- **DATASET RECORDS**
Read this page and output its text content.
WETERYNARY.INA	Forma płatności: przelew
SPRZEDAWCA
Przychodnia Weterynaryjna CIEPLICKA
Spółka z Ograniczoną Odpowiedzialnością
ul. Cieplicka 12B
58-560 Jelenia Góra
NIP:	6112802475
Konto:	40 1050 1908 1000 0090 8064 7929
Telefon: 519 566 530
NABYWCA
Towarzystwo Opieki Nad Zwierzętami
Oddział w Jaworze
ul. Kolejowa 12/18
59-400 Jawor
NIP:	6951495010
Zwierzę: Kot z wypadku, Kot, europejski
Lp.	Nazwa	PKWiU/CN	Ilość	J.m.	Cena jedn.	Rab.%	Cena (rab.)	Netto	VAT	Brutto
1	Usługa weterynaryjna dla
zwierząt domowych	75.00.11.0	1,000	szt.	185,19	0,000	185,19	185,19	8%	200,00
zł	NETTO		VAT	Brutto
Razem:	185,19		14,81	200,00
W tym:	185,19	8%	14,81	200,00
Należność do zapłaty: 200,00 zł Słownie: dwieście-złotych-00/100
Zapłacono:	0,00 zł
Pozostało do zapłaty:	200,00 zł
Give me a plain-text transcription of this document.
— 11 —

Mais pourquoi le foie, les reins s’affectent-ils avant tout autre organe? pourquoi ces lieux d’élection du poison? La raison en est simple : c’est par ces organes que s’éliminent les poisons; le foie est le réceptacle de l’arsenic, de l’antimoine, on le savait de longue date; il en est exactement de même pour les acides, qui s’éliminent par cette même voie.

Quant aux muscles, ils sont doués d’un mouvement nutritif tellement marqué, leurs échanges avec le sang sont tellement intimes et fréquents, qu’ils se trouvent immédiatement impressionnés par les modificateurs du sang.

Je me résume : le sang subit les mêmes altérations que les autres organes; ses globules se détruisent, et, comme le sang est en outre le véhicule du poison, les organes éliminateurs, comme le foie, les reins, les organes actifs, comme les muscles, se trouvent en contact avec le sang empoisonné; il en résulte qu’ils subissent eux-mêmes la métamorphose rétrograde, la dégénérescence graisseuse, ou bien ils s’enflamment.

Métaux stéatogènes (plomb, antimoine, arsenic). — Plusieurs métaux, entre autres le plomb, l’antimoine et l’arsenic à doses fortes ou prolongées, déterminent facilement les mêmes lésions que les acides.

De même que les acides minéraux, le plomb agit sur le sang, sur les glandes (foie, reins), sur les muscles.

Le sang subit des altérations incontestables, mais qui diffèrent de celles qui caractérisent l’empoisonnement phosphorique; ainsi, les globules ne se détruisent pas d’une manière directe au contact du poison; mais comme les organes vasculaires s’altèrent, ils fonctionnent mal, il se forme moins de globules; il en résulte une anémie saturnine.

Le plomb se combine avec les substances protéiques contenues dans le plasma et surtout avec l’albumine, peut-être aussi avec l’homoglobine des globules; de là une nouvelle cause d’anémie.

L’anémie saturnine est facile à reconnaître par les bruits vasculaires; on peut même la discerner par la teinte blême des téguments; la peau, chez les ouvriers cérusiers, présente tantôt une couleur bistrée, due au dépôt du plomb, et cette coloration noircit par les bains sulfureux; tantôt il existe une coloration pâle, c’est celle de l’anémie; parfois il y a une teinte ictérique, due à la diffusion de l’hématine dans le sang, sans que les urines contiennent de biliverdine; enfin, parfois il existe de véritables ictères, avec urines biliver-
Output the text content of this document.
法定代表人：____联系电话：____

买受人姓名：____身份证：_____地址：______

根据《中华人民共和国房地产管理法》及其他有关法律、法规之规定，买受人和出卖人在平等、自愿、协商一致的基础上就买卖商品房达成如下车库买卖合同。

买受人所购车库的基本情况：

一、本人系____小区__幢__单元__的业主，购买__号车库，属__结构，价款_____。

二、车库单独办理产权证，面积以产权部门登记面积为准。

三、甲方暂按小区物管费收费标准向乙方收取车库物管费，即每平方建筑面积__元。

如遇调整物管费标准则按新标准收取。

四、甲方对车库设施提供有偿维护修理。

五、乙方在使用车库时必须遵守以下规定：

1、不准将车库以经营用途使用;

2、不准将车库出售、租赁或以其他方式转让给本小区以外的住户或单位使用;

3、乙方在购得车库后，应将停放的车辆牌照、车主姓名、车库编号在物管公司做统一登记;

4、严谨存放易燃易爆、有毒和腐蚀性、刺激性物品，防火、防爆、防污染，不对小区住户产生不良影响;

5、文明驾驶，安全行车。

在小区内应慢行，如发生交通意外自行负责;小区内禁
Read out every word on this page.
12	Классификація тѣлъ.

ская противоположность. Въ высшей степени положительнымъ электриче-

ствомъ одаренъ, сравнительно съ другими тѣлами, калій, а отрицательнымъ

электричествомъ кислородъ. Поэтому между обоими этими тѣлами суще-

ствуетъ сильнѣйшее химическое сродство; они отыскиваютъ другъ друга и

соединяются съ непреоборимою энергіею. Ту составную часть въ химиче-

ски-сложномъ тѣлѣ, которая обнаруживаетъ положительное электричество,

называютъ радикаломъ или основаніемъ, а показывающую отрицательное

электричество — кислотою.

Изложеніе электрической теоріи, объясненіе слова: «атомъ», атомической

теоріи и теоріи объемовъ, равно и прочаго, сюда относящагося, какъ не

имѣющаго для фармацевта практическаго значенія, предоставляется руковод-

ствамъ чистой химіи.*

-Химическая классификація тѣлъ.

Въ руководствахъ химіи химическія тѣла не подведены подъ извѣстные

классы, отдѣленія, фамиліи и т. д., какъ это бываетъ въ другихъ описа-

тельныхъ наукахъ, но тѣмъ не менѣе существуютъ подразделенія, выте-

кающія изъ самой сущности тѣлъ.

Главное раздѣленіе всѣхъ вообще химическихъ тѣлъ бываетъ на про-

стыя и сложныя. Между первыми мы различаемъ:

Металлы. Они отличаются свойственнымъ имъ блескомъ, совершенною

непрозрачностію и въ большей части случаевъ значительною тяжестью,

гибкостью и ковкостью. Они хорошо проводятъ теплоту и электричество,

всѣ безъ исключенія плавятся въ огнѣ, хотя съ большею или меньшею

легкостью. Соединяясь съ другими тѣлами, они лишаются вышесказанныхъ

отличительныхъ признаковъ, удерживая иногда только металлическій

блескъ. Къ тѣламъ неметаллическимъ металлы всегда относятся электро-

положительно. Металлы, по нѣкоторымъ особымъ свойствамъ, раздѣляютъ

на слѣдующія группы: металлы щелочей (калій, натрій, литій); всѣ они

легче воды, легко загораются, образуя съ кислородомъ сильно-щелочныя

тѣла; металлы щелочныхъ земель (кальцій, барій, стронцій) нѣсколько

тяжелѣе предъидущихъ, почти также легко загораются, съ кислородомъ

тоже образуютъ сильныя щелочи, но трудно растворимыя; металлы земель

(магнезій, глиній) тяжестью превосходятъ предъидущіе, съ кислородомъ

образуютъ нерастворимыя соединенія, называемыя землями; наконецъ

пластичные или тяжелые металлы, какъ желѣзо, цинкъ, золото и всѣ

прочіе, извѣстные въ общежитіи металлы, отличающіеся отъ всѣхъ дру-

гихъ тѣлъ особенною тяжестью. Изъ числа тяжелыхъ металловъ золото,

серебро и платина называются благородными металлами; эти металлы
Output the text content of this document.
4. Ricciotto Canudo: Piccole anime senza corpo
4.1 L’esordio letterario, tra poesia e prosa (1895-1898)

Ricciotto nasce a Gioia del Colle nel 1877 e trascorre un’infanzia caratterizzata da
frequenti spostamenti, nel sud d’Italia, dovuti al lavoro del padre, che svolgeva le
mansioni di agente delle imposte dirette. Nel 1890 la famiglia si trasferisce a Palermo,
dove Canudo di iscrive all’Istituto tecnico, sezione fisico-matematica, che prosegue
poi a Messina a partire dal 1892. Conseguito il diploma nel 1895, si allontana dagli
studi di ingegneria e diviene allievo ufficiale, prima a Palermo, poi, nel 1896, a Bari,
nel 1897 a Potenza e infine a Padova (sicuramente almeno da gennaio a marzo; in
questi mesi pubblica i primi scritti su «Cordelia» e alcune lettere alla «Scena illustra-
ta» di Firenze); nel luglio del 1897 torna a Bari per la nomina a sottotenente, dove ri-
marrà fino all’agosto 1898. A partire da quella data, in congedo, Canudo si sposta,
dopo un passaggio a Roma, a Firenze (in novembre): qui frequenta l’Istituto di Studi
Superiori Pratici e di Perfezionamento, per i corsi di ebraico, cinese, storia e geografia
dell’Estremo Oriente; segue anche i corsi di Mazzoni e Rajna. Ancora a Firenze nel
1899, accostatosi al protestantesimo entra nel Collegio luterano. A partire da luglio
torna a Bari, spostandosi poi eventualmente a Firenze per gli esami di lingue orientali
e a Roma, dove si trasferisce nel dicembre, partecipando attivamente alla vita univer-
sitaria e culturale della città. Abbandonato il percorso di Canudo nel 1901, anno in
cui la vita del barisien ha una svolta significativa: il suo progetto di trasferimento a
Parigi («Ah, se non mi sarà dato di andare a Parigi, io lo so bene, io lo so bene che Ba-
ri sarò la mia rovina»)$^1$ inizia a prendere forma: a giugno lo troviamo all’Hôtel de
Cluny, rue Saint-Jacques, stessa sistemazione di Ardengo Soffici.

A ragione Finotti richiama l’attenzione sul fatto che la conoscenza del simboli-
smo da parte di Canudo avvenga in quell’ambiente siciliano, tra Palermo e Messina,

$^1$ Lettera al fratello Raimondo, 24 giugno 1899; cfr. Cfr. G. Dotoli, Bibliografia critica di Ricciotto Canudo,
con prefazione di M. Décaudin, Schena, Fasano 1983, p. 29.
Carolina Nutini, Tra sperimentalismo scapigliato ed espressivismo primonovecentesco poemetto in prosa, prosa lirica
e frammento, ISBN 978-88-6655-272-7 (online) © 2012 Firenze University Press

- **WHAT YOU SHOULD DO**
Extract, from the material above, each line holding the word "теоріи".

- **FULL RESPONSE**
Изложеніе электрической теоріи, объясненіе слова: «атомъ», атомической
теоріи и теоріи объемовъ, равно и прочаго, сюда относящагося, какъ не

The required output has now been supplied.